• What the task requires
Go through the data below line by line and count those containing the word "this". Reply with the count only.

--- begin ---

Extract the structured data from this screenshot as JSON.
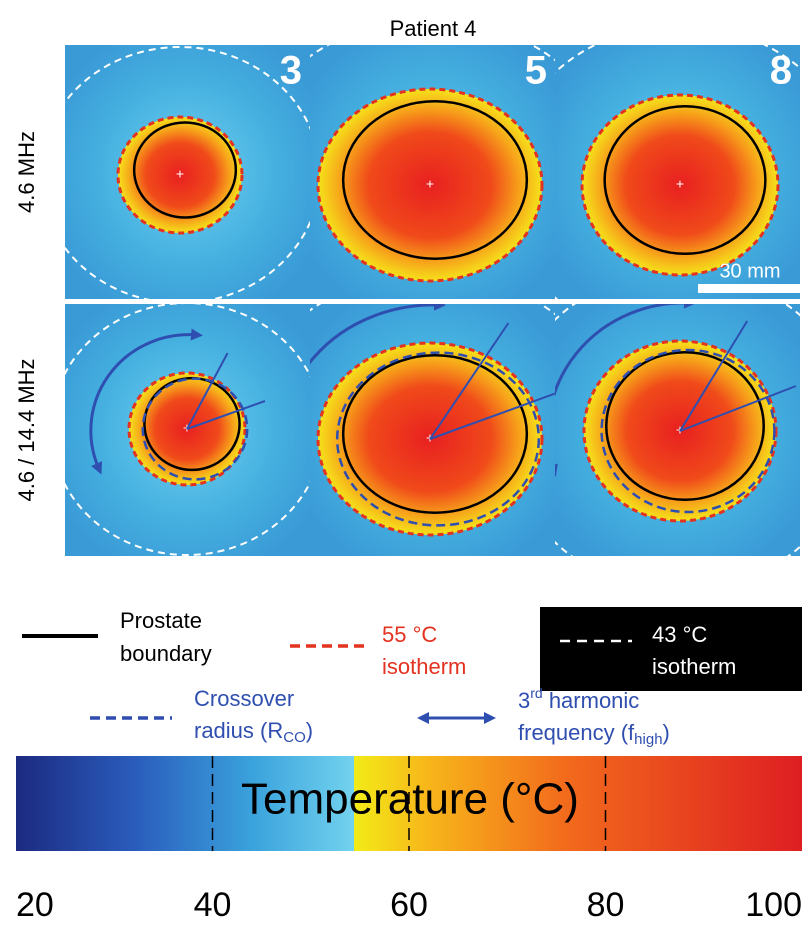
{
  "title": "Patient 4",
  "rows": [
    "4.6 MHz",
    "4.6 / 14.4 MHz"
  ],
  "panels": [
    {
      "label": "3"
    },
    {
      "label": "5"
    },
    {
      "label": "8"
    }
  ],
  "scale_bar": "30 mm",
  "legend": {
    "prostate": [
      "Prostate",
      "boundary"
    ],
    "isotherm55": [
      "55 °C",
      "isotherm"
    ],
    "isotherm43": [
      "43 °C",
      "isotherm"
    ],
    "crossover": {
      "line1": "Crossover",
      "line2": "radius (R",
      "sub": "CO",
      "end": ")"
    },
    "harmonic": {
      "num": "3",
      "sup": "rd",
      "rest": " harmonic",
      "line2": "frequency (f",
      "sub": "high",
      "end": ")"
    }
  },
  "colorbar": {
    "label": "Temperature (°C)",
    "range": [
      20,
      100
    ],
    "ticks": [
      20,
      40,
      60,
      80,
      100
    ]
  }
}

--- end ---
--- begin ---

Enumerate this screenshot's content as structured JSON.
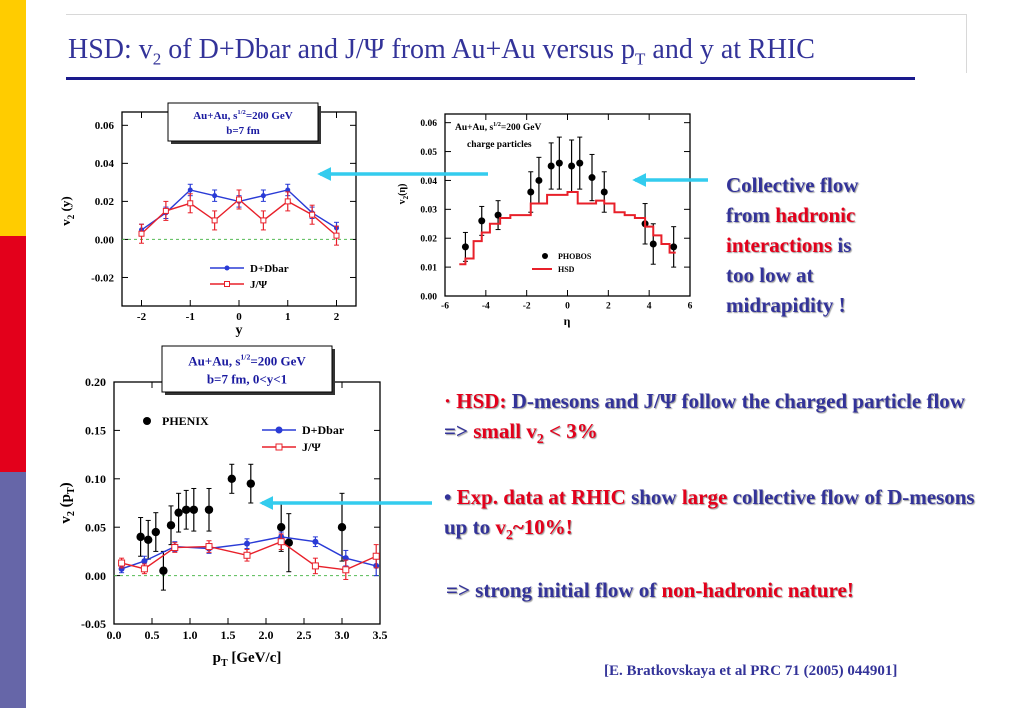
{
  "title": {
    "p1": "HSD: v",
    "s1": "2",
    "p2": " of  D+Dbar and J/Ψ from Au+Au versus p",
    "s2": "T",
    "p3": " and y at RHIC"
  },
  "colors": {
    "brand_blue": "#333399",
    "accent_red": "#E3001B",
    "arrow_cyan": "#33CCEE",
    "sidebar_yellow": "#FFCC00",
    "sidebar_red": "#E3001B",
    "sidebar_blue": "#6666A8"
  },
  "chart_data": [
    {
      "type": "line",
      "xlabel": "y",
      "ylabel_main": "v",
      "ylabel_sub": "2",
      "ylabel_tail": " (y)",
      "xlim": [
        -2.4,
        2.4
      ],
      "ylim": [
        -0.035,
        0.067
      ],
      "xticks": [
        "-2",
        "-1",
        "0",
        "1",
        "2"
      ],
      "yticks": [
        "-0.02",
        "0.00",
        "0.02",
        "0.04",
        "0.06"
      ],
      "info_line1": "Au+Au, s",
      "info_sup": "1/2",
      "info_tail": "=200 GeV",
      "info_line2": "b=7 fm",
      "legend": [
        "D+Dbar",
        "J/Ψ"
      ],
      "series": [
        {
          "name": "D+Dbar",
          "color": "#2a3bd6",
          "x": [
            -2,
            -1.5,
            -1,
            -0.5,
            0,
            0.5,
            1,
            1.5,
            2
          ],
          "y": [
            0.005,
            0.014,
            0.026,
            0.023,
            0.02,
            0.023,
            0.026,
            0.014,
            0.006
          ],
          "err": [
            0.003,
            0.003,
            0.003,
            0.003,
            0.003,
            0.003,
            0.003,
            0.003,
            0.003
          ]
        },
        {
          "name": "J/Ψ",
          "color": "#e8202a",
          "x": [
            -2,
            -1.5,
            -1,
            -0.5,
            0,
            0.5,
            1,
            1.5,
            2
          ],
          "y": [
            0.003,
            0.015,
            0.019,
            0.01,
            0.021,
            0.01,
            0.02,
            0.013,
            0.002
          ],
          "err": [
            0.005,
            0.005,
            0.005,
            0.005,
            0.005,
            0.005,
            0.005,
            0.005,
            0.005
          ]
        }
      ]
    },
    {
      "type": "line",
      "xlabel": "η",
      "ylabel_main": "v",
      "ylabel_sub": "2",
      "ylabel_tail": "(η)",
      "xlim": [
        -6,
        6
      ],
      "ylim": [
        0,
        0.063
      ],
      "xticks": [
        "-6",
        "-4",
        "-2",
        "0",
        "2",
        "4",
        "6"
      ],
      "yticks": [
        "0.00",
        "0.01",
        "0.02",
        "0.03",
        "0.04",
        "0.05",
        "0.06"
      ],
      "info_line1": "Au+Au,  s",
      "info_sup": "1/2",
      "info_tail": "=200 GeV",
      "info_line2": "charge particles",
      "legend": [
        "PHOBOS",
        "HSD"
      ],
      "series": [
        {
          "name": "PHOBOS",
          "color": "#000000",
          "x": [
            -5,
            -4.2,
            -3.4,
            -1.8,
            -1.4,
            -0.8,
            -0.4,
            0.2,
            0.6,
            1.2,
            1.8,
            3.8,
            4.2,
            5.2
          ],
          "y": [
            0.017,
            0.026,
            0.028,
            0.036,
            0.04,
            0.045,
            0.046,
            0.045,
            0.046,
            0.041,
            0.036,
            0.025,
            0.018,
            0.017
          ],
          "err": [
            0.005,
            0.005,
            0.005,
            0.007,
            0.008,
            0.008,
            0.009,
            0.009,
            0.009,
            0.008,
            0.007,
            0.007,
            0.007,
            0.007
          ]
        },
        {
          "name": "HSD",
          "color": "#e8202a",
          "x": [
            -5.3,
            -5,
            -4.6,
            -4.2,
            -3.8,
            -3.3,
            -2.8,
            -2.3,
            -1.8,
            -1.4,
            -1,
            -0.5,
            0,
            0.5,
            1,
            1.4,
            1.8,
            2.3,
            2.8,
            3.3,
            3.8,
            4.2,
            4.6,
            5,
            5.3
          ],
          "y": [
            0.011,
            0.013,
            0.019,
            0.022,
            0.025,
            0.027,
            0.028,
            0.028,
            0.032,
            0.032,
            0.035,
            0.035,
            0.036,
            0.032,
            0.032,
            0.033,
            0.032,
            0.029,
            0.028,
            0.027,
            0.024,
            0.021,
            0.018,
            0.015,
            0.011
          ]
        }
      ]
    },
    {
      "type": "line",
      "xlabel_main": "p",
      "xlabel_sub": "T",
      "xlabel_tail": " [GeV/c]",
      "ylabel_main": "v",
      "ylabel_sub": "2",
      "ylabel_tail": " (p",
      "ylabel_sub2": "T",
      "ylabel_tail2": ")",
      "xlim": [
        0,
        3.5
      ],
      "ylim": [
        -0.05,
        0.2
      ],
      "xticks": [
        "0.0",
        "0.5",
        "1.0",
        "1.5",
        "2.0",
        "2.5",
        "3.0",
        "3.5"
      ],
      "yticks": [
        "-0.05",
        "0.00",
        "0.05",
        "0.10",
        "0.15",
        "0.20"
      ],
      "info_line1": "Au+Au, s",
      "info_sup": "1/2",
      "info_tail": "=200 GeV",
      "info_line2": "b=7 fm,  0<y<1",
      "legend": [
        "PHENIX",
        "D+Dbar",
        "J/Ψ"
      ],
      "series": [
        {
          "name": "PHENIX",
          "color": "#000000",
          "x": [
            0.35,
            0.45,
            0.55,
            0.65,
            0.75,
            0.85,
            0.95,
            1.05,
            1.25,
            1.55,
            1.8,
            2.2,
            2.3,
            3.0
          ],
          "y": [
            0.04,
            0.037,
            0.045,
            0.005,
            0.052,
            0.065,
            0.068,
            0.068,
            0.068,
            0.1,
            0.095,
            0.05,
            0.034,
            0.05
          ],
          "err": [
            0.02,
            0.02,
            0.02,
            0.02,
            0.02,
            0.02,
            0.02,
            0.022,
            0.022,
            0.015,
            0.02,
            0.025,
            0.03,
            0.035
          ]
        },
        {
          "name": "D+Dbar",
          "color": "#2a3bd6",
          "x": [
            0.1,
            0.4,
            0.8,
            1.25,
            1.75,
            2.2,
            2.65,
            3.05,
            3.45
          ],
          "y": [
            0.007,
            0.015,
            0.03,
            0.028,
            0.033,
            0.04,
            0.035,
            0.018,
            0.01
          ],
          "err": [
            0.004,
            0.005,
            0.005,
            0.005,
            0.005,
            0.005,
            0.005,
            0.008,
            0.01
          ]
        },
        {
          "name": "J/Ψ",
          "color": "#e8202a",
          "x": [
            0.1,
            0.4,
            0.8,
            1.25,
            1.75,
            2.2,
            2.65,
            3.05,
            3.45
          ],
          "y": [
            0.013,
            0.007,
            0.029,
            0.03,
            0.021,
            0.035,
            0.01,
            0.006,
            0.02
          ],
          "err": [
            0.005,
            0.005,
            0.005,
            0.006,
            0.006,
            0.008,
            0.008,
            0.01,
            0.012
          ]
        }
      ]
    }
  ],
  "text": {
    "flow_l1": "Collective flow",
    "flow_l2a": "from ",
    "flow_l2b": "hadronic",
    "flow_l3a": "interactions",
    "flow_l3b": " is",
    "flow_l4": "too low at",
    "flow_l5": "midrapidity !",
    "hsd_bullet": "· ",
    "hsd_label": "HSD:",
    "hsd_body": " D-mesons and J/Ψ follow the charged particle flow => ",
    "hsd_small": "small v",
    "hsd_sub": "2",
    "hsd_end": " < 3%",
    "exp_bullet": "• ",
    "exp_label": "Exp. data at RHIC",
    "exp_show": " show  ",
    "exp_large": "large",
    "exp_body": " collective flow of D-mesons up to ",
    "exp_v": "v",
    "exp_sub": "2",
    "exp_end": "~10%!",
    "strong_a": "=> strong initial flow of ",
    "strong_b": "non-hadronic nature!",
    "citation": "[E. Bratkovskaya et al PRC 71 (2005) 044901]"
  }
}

--- end ---

• Exercise response
2